What this task involves: Pick out each line with the word "Hoose" from the material that follows.

Records for the task:

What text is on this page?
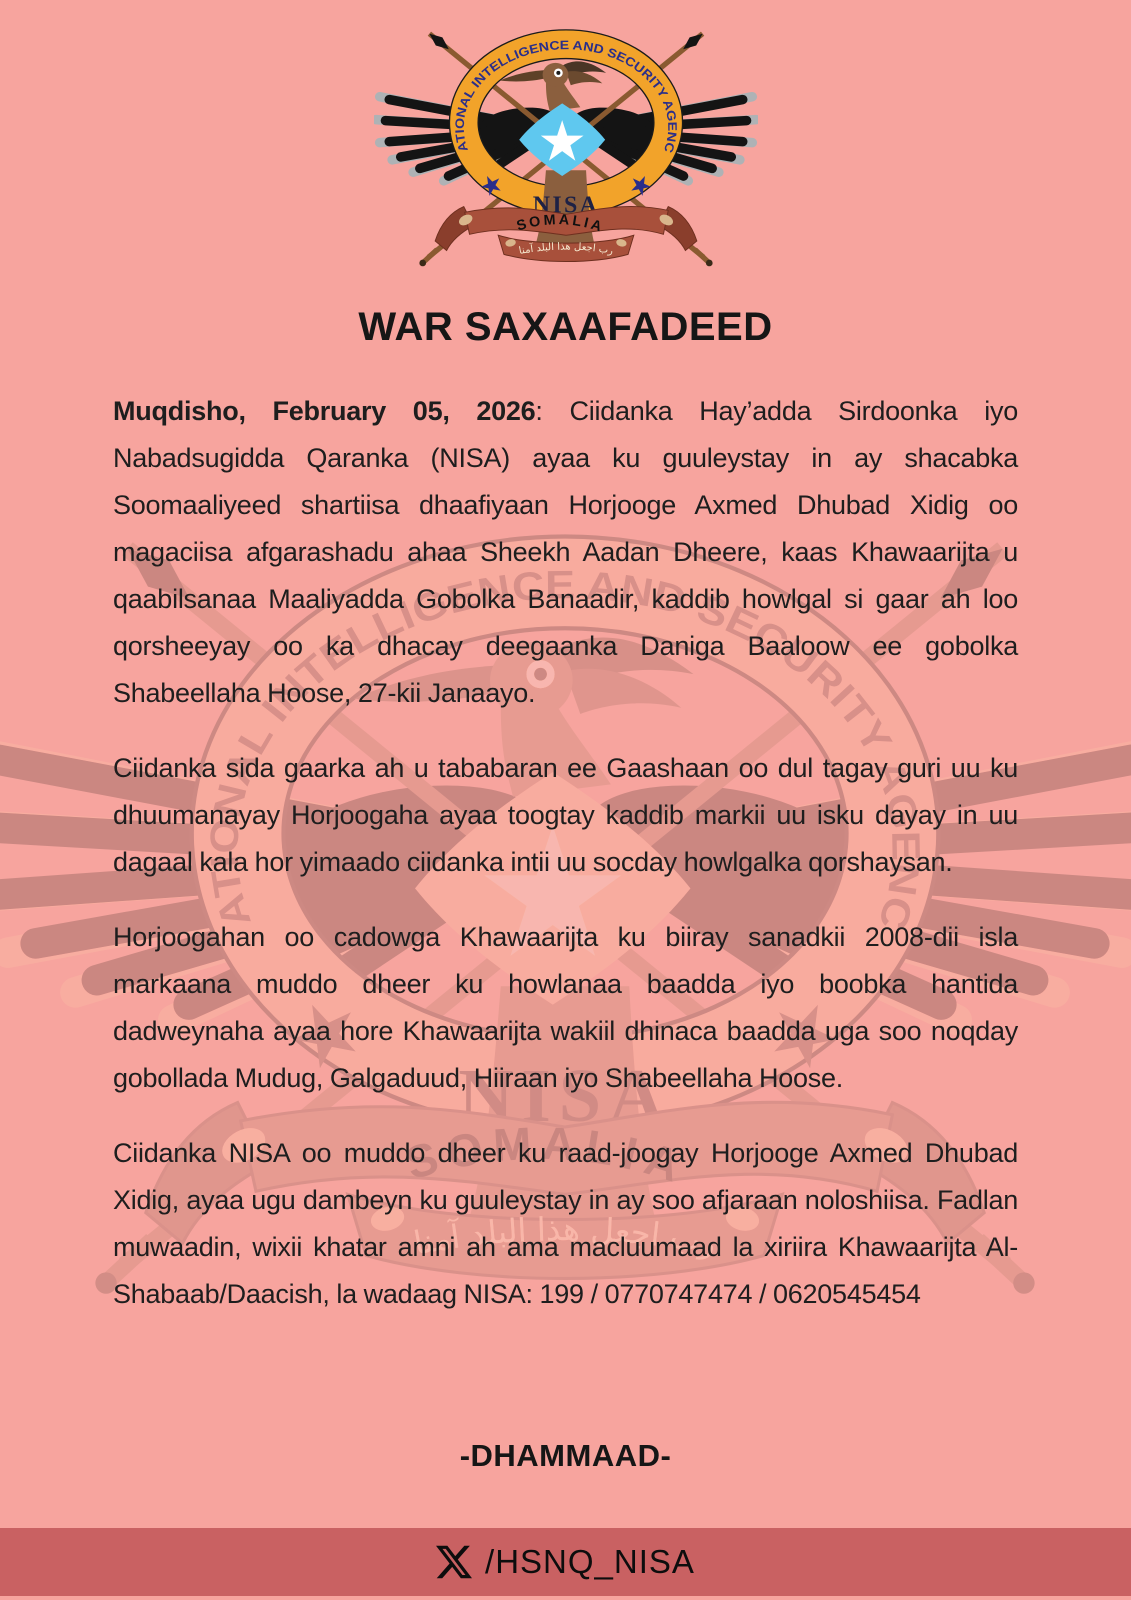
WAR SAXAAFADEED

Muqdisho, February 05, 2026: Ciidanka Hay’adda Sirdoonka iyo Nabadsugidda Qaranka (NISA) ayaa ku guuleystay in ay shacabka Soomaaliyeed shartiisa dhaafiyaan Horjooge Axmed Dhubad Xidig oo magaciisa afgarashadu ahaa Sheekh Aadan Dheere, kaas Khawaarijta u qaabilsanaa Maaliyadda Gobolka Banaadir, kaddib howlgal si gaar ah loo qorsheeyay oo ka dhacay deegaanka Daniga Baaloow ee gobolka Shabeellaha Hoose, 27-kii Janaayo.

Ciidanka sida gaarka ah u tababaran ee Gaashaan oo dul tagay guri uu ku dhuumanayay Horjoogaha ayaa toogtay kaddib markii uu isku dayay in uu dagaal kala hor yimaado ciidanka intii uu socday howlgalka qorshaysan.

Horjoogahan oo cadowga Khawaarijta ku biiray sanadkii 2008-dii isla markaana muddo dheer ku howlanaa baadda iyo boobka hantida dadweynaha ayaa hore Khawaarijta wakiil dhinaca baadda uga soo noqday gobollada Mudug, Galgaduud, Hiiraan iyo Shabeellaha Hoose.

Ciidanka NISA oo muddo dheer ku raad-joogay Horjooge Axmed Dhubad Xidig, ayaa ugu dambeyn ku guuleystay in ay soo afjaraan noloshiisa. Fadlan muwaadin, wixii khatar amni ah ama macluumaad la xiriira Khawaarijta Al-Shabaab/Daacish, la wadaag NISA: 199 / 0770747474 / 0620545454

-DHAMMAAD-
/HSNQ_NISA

Complete output:
Muqdisho, February 05, 2026: Ciidanka Hay’adda Sirdoonka iyo Nabadsugidda Qaranka (NISA) ayaa ku guuleystay in ay shacabka Soomaaliyeed shartiisa dhaafiyaan Horjooge Axmed Dhubad Xidig oo magaciisa afgarashadu ahaa Sheekh Aadan Dheere, kaas Khawaarijta u qaabilsanaa Maaliyadda Gobolka Banaadir, kaddib howlgal si gaar ah loo qorsheeyay oo ka dhacay deegaanka Daniga Baaloow ee gobolka Shabeellaha Hoose, 27-kii Janaayo.
Horjoogahan oo cadowga Khawaarijta ku biiray sanadkii 2008-dii isla markaana muddo dheer ku howlanaa baadda iyo boobka hantida dadweynaha ayaa hore Khawaarijta wakiil dhinaca baadda uga soo noqday gobollada Mudug, Galgaduud, Hiiraan iyo Shabeellaha Hoose.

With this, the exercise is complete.